■ What is asked:
Search the listing below for the string "XXXX" and show each line that contains it.
begin
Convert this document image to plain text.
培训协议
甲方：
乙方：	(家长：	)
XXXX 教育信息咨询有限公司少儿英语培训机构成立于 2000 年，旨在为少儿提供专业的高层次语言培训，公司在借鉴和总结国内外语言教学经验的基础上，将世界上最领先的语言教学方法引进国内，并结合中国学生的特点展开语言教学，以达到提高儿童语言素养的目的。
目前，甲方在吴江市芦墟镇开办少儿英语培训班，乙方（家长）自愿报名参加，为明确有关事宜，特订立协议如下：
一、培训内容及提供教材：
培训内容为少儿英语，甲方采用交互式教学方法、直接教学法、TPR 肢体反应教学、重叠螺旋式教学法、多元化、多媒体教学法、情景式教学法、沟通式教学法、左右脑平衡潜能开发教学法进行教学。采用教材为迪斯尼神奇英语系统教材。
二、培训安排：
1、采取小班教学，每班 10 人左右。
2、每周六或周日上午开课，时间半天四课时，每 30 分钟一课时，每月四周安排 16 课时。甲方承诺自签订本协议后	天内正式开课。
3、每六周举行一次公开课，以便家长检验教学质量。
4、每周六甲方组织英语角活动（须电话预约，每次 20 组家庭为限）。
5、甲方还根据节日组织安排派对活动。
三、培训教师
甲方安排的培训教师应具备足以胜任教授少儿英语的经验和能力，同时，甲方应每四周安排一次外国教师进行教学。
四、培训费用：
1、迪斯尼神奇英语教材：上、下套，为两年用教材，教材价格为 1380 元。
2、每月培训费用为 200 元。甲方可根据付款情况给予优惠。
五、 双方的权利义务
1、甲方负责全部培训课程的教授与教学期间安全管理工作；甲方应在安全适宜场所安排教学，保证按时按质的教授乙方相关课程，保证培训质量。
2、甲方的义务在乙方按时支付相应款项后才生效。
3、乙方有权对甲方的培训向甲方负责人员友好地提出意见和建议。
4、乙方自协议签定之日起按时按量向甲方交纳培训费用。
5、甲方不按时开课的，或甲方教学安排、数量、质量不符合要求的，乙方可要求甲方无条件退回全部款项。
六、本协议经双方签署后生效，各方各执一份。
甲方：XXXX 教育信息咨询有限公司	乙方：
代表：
end
■ The solution:
XXXX 教育信息咨询有限公司少儿英语培训机构成立于 2000 年，旨在为少儿提供专业的高层次语言培训，公司在借鉴和总结国内外语言教学经验的基础上，将世界上最领先的语言教学方法引进国内，并结合中国学生的特点展开语言教学，以达到提高儿童语言素养的目的。
甲方：XXXX 教育信息咨询有限公司	乙方：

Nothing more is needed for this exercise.